------ Record set ------
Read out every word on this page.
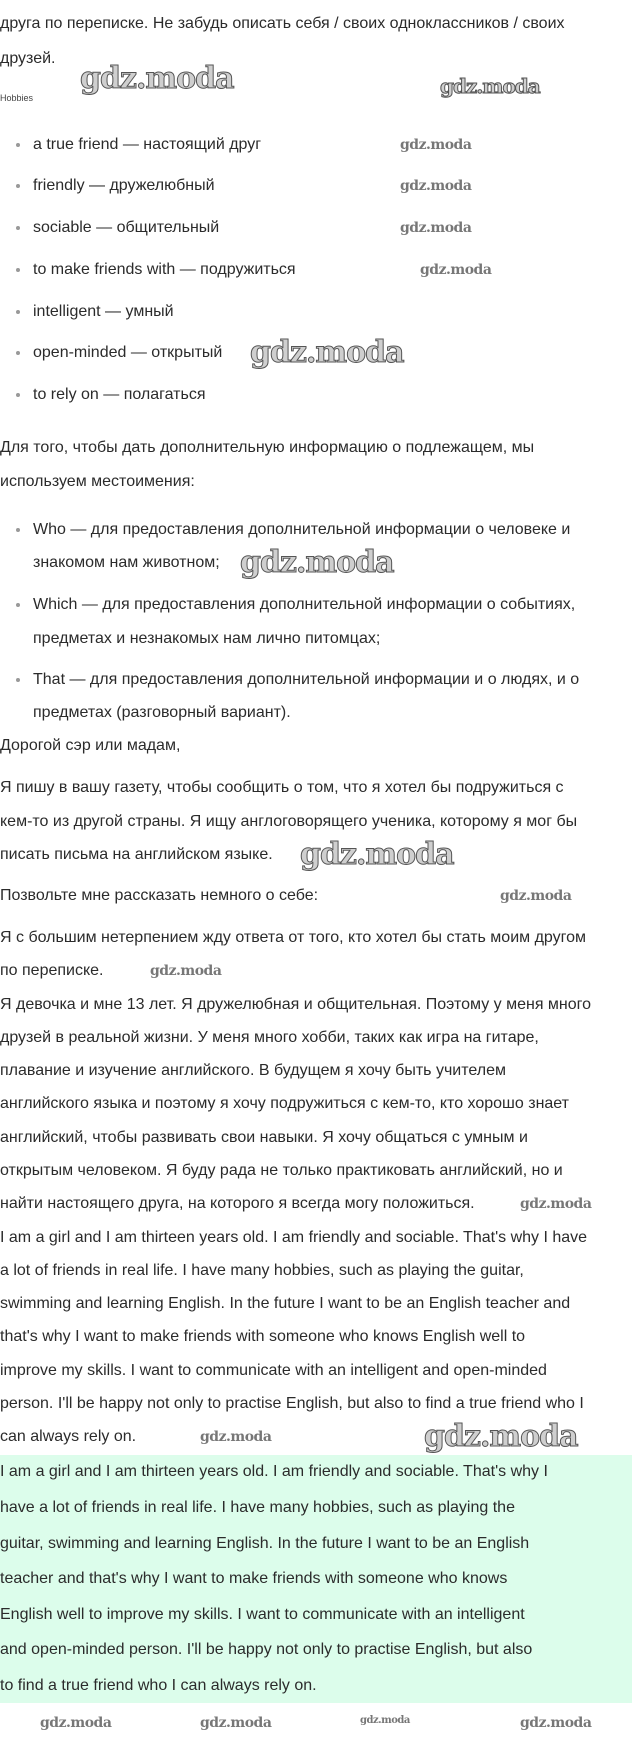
друга по переписке. Не забудь описать себя / своих одноклассников / своих
друзей.
Hobbies
a true friend — настоящий друг
friendly — дружелюбный
sociable — общительный
to make friends with — подружиться
intelligent — умный
open-minded — открытый
to rely on — полагаться
Для того, чтобы дать дополнительную информацию о подлежащем, мы
используем местоимения:
Who — для предоставления дополнительной информации о человеке и
знакомом нам животном;
Which — для предоставления дополнительной информации о событиях,
предметах и незнакомых нам лично питомцах;
That — для предоставления дополнительной информации и о людях, и о
предметах (разговорный вариант).
Дорогой сэр или мадам,
Я пишу в вашу газету, чтобы сообщить о том, что я хотел бы подружиться с
кем-то из другой страны. Я ищу англоговорящего ученика, которому я мог бы
писать письма на английском языке.
Позвольте мне рассказать немного о себе:
Я с большим нетерпением жду ответа от того, кто хотел бы стать моим другом
по переписке.
Я девочка и мне 13 лет. Я дружелюбная и общительная. Поэтому у меня много
друзей в реальной жизни. У меня много хобби, таких как игра на гитаре,
плавание и изучение английского. В будущем я хочу быть учителем
английского языка и поэтому я хочу подружиться с кем-то, кто хорошо знает
английский, чтобы развивать свои навыки. Я хочу общаться с умным и
открытым человеком. Я буду рада не только практиковать английский, но и
найти настоящего друга, на которого я всегда могу положиться.
I am a girl and I am thirteen years old. I am friendly and sociable. That's why I have
a lot of friends in real life. I have many hobbies, such as playing the guitar,
swimming and learning English. In the future I want to be an English teacher and
that's why I want to make friends with someone who knows English well to
improve my skills. I want to communicate with an intelligent and open-minded
person. I'll be happy not only to practise English, but also to find a true friend who I
can always rely on.
I am a girl and I am thirteen years old. I am friendly and sociable. That's why I
have a lot of friends in real life. I have many hobbies, such as playing the
guitar, swimming and learning English. In the future I want to be an English
teacher and that's why I want to make friends with someone who knows
English well to improve my skills. I want to communicate with an intelligent
and open-minded person. I'll be happy not only to practise English, but also
to find a true friend who I can always rely on.
gdz.moda	gdz.moda
gdz.moda
gdz.moda
gdz.moda
gdz.moda
gdz.moda
gdz.moda
gdz.moda
gdz.moda
gdz.moda
gdz.moda
gdz.moda
gdz.moda
gdz.moda	gdz.moda	gdz.moda	gdz.moda
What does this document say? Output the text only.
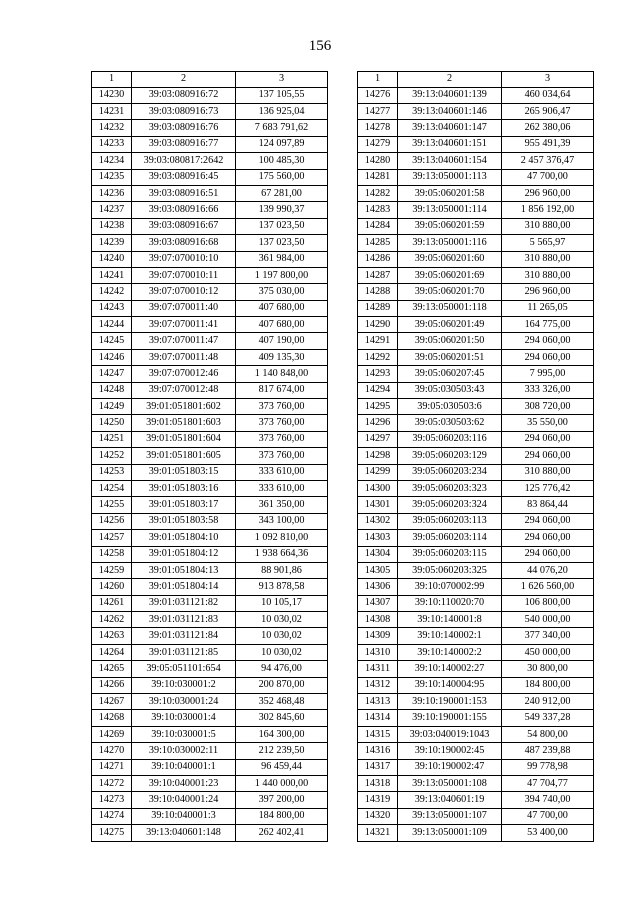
156
1	2	3
14230	39:03:080916:72	137 105,55
14231	39:03:080916:73	136 925,04
14232	39:03:080916:76	7 683 791,62
14233	39:03:080916:77	124 097,89
14234	39:03:080817:2642	100 485,30
14235	39:03:080916:45	175 560,00
14236	39:03:080916:51	67 281,00
14237	39:03:080916:66	139 990,37
14238	39:03:080916:67	137 023,50
14239	39:03:080916:68	137 023,50
14240	39:07:070010:10	361 984,00
14241	39:07:070010:11	1 197 800,00
14242	39:07:070010:12	375 030,00
14243	39:07:070011:40	407 680,00
14244	39:07:070011:41	407 680,00
14245	39:07:070011:47	407 190,00
14246	39:07:070011:48	409 135,30
14247	39:07:070012:46	1 140 848,00
14248	39:07:070012:48	817 674,00
14249	39:01:051801:602	373 760,00
14250	39:01:051801:603	373 760,00
14251	39:01:051801:604	373 760,00
14252	39:01:051801:605	373 760,00
14253	39:01:051803:15	333 610,00
14254	39:01:051803:16	333 610,00
14255	39:01:051803:17	361 350,00
14256	39:01:051803:58	343 100,00
14257	39:01:051804:10	1 092 810,00
14258	39:01:051804:12	1 938 664,36
14259	39:01:051804:13	88 901,86
14260	39:01:051804:14	913 878,58
14261	39:01:031121:82	10 105,17
14262	39:01:031121:83	10 030,02
14263	39:01:031121:84	10 030,02
14264	39:01:031121:85	10 030,02
14265	39:05:051101:654	94 476,00
14266	39:10:030001:2	200 870,00
14267	39:10:030001:24	352 468,48
14268	39:10:030001:4	302 845,60
14269	39:10:030001:5	164 300,00
14270	39:10:030002:11	212 239,50
14271	39:10:040001:1	96 459,44
14272	39:10:040001:23	1 440 000,00
14273	39:10:040001:24	397 200,00
14274	39:10:040001:3	184 800,00
14275	39:13:040601:148	262 402,41
1	2	3
14276	39:13:040601:139	460 034,64
14277	39:13:040601:146	265 906,47
14278	39:13:040601:147	262 380,06
14279	39:13:040601:151	955 491,39
14280	39:13:040601:154	2 457 376,47
14281	39:13:050001:113	47 700,00
14282	39:05:060201:58	296 960,00
14283	39:13:050001:114	1 856 192,00
14284	39:05:060201:59	310 880,00
14285	39:13:050001:116	5 565,97
14286	39:05:060201:60	310 880,00
14287	39:05:060201:69	310 880,00
14288	39:05:060201:70	296 960,00
14289	39:13:050001:118	11 265,05
14290	39:05:060201:49	164 775,00
14291	39:05:060201:50	294 060,00
14292	39:05:060201:51	294 060,00
14293	39:05:060207:45	7 995,00
14294	39:05:030503:43	333 326,00
14295	39:05:030503:6	308 720,00
14296	39:05:030503:62	35 550,00
14297	39:05:060203:116	294 060,00
14298	39:05:060203:129	294 060,00
14299	39:05:060203:234	310 880,00
14300	39:05:060203:323	125 776,42
14301	39:05:060203:324	83 864,44
14302	39:05:060203:113	294 060,00
14303	39:05:060203:114	294 060,00
14304	39:05:060203:115	294 060,00
14305	39:05:060203:325	44 076,20
14306	39:10:070002:99	1 626 560,00
14307	39:10:110020:70	106 800,00
14308	39:10:140001:8	540 000,00
14309	39:10:140002:1	377 340,00
14310	39:10:140002:2	450 000,00
14311	39:10:140002:27	30 800,00
14312	39:10:140004:95	184 800,00
14313	39:10:190001:153	240 912,00
14314	39:10:190001:155	549 337,28
14315	39:03:040019:1043	54 800,00
14316	39:10:190002:45	487 239,88
14317	39:10:190002:47	99 778,98
14318	39:13:050001:108	47 704,77
14319	39:13:040601:19	394 740,00
14320	39:13:050001:107	47 700,00
14321	39:13:050001:109	53 400,00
------
- **Problem description**
In the entries above, identify every line with the word "friends". Copy those lines.

- **Solved exercise**
to make friends with — подружиться
a lot of friends in real life. I have many hobbies, such as playing the guitar,
that's why I want to make friends with someone who knows English well to
have a lot of friends in real life. I have many hobbies, such as playing the
teacher and that's why I want to make friends with someone who knows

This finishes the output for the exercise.